◆ What this task involves:
Output the lines of the records from the line containing "figure-title: HDP_070115 Calibration" through the line containing "x-tick-label: 15.8 — [543, 273, 562, 283]", inclusive, as a Markdown table with the columns Row and Line. Number each line in Row, and leave out blank lines.

◆ Provided material:
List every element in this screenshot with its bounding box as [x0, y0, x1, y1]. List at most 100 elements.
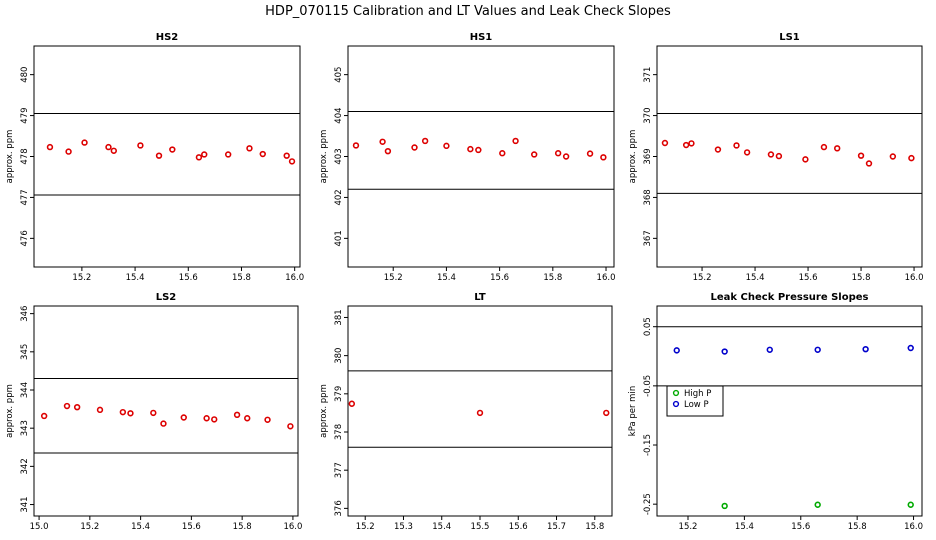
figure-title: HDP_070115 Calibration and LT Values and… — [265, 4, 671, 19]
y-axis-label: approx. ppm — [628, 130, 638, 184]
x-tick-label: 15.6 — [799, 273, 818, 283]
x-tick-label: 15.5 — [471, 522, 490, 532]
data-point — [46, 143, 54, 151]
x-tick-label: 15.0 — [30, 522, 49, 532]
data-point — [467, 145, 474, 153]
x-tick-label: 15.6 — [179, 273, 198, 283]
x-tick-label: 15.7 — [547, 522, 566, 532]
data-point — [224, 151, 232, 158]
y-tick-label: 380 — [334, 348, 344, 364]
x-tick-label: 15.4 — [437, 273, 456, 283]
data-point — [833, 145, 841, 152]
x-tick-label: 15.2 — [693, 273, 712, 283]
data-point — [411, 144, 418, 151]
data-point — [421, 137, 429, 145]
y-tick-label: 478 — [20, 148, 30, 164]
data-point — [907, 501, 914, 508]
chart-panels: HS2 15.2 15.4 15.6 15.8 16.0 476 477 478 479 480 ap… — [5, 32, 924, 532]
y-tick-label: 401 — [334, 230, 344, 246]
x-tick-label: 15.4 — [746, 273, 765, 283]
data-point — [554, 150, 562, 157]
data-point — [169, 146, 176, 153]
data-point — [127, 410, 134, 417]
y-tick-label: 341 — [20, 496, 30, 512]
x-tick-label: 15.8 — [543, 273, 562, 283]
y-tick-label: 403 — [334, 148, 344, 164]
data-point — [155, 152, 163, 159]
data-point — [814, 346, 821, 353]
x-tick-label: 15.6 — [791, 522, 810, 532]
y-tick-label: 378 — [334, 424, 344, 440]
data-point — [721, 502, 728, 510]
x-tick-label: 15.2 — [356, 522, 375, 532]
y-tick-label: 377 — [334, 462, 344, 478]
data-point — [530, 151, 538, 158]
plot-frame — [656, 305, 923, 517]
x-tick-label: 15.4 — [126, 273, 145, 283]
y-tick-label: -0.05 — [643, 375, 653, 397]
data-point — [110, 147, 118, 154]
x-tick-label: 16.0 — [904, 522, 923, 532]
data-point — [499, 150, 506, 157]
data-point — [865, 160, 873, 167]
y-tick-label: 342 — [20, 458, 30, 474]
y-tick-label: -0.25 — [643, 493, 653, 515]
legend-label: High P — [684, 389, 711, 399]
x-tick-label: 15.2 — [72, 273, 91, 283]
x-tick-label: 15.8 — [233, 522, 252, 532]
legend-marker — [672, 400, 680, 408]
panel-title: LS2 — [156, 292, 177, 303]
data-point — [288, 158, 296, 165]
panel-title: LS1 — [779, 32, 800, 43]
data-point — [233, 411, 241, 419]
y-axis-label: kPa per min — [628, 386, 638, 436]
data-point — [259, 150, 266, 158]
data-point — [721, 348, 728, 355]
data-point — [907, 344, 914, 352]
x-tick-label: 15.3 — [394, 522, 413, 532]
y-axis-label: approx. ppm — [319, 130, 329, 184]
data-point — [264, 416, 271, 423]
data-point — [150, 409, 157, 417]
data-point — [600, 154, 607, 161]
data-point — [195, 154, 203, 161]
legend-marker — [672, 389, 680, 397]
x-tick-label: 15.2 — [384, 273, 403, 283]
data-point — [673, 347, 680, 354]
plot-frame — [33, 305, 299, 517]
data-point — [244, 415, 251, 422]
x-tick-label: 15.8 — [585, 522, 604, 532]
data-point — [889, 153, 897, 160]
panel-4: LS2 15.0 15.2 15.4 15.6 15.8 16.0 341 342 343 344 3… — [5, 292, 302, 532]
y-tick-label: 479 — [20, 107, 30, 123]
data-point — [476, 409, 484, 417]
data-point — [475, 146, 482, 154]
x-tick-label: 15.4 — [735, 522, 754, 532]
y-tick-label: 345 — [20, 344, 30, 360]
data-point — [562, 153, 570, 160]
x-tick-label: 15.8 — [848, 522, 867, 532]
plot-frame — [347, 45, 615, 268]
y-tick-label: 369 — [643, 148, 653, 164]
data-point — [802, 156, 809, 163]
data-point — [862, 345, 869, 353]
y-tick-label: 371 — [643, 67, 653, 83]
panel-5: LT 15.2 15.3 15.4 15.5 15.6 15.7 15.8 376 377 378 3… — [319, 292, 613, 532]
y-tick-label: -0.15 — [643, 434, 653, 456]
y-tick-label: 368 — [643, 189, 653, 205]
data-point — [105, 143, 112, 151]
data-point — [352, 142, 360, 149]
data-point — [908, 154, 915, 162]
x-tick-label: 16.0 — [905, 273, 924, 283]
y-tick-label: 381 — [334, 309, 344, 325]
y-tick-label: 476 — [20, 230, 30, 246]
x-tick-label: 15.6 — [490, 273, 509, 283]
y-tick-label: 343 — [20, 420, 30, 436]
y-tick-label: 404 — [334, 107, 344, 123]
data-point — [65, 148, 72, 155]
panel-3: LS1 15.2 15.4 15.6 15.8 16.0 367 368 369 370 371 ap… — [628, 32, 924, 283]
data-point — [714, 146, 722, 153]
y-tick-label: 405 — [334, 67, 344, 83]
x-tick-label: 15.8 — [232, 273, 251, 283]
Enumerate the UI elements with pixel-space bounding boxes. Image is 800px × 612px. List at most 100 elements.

◆ The answer:
| Row | Line |
|---|---|
| 1 | figure-title: HDP_070115 Calibration and LT Values and… — [265, 4, 671, 19] |
| 2 | y-axis-label: approx. ppm — [628, 130, 638, 184] |
| 3 | x-tick-label: 15.6 — [799, 273, 818, 283] |
| 4 | x-tick-label: 15.5 — [471, 522, 490, 532] |
| 5 | data-point — [46, 143, 54, 151] |
| 6 | x-tick-label: 15.0 — [30, 522, 49, 532] |
| 7 | data-point — [467, 145, 474, 153] |
| 8 | x-tick-label: 15.6 — [179, 273, 198, 283] |
| 9 | x-tick-label: 15.7 — [547, 522, 566, 532] |
| 10 | data-point — [224, 151, 232, 158] |
| 11 | y-tick-label: 380 — [334, 348, 344, 364] |
| 12 | x-tick-label: 15.4 — [437, 273, 456, 283] |
| 13 | data-point — [833, 145, 841, 152] |
| 14 | x-tick-label: 15.2 — [693, 273, 712, 283] |
| 15 | data-point — [411, 144, 418, 151] |
| 16 | data-point — [421, 137, 429, 145] |
| 17 | y-tick-label: 478 — [20, 148, 30, 164] |
| 18 | data-point — [907, 501, 914, 508] |
| 19 | chart-panels: HS2 15.2 15.4 15.6 15.8 16.0 476 477 478 479 480 ap… — [5, 32, 924, 532] |
| 20 | y-tick-label: 401 — [334, 230, 344, 246] |
| 21 | x-tick-label: 15.4 — [746, 273, 765, 283] |
| 22 | data-point — [554, 150, 562, 157] |
| 23 | data-point — [169, 146, 176, 153] |
| 24 | data-point — [127, 410, 134, 417] |
| 25 | y-tick-label: 341 — [20, 496, 30, 512] |
| 26 | x-tick-label: 15.8 — [543, 273, 562, 283] |